#### [Given instruction]
Every line of the material is to be repeated exactly as it stands.

#### [Data to process]
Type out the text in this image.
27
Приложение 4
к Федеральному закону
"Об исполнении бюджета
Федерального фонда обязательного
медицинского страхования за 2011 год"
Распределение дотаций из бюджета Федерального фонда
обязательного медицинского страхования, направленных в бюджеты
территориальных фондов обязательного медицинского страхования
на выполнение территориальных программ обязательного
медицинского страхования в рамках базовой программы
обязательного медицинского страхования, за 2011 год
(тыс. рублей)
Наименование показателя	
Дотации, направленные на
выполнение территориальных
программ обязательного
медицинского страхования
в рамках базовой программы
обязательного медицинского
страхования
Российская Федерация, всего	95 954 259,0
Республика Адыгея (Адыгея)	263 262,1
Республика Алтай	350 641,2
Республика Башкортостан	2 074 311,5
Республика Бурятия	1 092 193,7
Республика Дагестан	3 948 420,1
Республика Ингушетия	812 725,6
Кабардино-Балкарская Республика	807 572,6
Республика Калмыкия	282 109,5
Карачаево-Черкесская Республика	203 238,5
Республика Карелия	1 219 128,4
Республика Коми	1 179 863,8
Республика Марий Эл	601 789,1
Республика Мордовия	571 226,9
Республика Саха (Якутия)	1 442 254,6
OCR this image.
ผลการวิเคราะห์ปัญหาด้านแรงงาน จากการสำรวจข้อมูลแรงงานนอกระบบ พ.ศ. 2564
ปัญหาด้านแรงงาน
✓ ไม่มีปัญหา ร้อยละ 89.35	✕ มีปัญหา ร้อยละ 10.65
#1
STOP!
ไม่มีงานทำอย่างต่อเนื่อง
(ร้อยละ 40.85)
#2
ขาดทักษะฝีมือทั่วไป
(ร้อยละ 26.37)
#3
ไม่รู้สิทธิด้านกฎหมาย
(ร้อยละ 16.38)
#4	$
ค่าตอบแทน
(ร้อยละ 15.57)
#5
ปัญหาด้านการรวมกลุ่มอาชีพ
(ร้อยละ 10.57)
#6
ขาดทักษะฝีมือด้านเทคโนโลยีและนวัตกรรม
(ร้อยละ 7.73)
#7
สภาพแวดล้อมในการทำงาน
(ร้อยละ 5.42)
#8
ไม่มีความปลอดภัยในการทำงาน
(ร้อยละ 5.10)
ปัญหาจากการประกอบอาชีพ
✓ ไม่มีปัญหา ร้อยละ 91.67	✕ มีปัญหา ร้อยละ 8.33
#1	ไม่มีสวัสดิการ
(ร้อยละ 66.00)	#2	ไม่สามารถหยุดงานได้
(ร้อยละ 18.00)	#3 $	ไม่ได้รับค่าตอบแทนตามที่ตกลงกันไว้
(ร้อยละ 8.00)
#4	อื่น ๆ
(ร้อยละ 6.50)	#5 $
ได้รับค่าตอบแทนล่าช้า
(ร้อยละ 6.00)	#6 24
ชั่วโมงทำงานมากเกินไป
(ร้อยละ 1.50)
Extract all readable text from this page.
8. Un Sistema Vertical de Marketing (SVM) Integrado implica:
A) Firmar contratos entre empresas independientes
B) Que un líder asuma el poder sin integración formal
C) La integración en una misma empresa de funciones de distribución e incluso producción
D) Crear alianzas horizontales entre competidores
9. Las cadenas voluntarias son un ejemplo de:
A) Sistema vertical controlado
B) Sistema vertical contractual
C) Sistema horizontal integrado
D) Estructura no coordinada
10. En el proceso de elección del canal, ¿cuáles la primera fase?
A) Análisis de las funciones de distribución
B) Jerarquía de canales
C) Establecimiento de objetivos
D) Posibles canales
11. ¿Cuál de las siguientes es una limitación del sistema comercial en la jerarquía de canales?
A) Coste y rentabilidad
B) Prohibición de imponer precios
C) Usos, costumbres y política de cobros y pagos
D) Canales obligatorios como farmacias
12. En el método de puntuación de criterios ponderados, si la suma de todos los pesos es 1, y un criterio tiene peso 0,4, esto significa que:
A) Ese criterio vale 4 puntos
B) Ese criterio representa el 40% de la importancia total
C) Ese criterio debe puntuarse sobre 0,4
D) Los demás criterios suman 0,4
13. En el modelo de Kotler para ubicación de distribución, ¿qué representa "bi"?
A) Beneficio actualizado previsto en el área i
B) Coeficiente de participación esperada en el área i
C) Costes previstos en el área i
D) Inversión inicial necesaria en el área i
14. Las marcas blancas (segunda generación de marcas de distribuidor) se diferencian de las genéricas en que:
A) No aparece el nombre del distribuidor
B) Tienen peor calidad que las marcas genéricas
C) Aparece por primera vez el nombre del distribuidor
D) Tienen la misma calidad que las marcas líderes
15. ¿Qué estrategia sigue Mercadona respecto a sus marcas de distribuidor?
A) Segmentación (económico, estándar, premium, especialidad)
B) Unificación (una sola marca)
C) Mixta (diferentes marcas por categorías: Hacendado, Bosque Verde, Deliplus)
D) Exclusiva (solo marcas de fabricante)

#### [Task output]
Type out the text in this image.
27
Приложение 4
к Федеральному закону
"Об исполнении бюджета
Федерального фонда обязательного
медицинского страхования за 2011 год"
Распределение дотаций из бюджета Федерального фонда
обязательного медицинского страхования, направленных в бюджеты
территориальных фондов обязательного медицинского страхования
на выполнение территориальных программ обязательного
медицинского страхования в рамках базовой программы
обязательного медицинского страхования, за 2011 год
(тыс. рублей)
Наименование показателя	
Дотации, направленные на
выполнение территориальных
программ обязательного
медицинского страхования
в рамках базовой программы
обязательного медицинского
страхования
Российская Федерация, всего	95 954 259,0
Республика Адыгея (Адыгея)	263 262,1
Республика Алтай	350 641,2
Республика Башкортостан	2 074 311,5
Республика Бурятия	1 092 193,7
Республика Дагестан	3 948 420,1
Республика Ингушетия	812 725,6
Кабардино-Балкарская Республика	807 572,6
Республика Калмыкия	282 109,5
Карачаево-Черкесская Республика	203 238,5
Республика Карелия	1 219 128,4
Республика Коми	1 179 863,8
Республика Марий Эл	601 789,1
Республика Мордовия	571 226,9
Республика Саха (Якутия)	1 442 254,6
OCR this image.
ผลการวิเคราะห์ปัญหาด้านแรงงาน จากการสำรวจข้อมูลแรงงานนอกระบบ พ.ศ. 2564
ปัญหาด้านแรงงาน
✓ ไม่มีปัญหา ร้อยละ 89.35	✕ มีปัญหา ร้อยละ 10.65
#1
STOP!
ไม่มีงานทำอย่างต่อเนื่อง
(ร้อยละ 40.85)
#2
ขาดทักษะฝีมือทั่วไป
(ร้อยละ 26.37)
#3
ไม่รู้สิทธิด้านกฎหมาย
(ร้อยละ 16.38)
#4	$
ค่าตอบแทน
(ร้อยละ 15.57)
#5
ปัญหาด้านการรวมกลุ่มอาชีพ
(ร้อยละ 10.57)
#6
ขาดทักษะฝีมือด้านเทคโนโลยีและนวัตกรรม
(ร้อยละ 7.73)
#7
สภาพแวดล้อมในการทำงาน
(ร้อยละ 5.42)
#8
ไม่มีความปลอดภัยในการทำงาน
(ร้อยละ 5.10)
ปัญหาจากการประกอบอาชีพ
✓ ไม่มีปัญหา ร้อยละ 91.67	✕ มีปัญหา ร้อยละ 8.33
#1	ไม่มีสวัสดิการ
(ร้อยละ 66.00)	#2	ไม่สามารถหยุดงานได้
(ร้อยละ 18.00)	#3 $	ไม่ได้รับค่าตอบแทนตามที่ตกลงกันไว้
(ร้อยละ 8.00)
#4	อื่น ๆ
(ร้อยละ 6.50)	#5 $
ได้รับค่าตอบแทนล่าช้า
(ร้อยละ 6.00)	#6 24
ชั่วโมงทำงานมากเกินไป
(ร้อยละ 1.50)
Extract all readable text from this page.
8. Un Sistema Vertical de Marketing (SVM) Integrado implica:
A) Firmar contratos entre empresas independientes
B) Que un líder asuma el poder sin integración formal
C) La integración en una misma empresa de funciones de distribución e incluso producción
D) Crear alianzas horizontales entre competidores
9. Las cadenas voluntarias son un ejemplo de:
A) Sistema vertical controlado
B) Sistema vertical contractual
C) Sistema horizontal integrado
D) Estructura no coordinada
10. En el proceso de elección del canal, ¿cuáles la primera fase?
A) Análisis de las funciones de distribución
B) Jerarquía de canales
C) Establecimiento de objetivos
D) Posibles canales
11. ¿Cuál de las siguientes es una limitación del sistema comercial en la jerarquía de canales?
A) Coste y rentabilidad
B) Prohibición de imponer precios
C) Usos, costumbres y política de cobros y pagos
D) Canales obligatorios como farmacias
12. En el método de puntuación de criterios ponderados, si la suma de todos los pesos es 1, y un criterio tiene peso 0,4, esto significa que:
A) Ese criterio vale 4 puntos
B) Ese criterio representa el 40% de la importancia total
C) Ese criterio debe puntuarse sobre 0,4
D) Los demás criterios suman 0,4
13. En el modelo de Kotler para ubicación de distribución, ¿qué representa "bi"?
A) Beneficio actualizado previsto en el área i
B) Coeficiente de participación esperada en el área i
C) Costes previstos en el área i
D) Inversión inicial necesaria en el área i
14. Las marcas blancas (segunda generación de marcas de distribuidor) se diferencian de las genéricas en que:
A) No aparece el nombre del distribuidor
B) Tienen peor calidad que las marcas genéricas
C) Aparece por primera vez el nombre del distribuidor
D) Tienen la misma calidad que las marcas líderes
15. ¿Qué estrategia sigue Mercadona respecto a sus marcas de distribuidor?
A) Segmentación (económico, estándar, premium, especialidad)
B) Unificación (una sola marca)
C) Mixta (diferentes marcas por categorías: Hacendado, Bosque Verde, Deliplus)
D) Exclusiva (solo marcas de fabricante)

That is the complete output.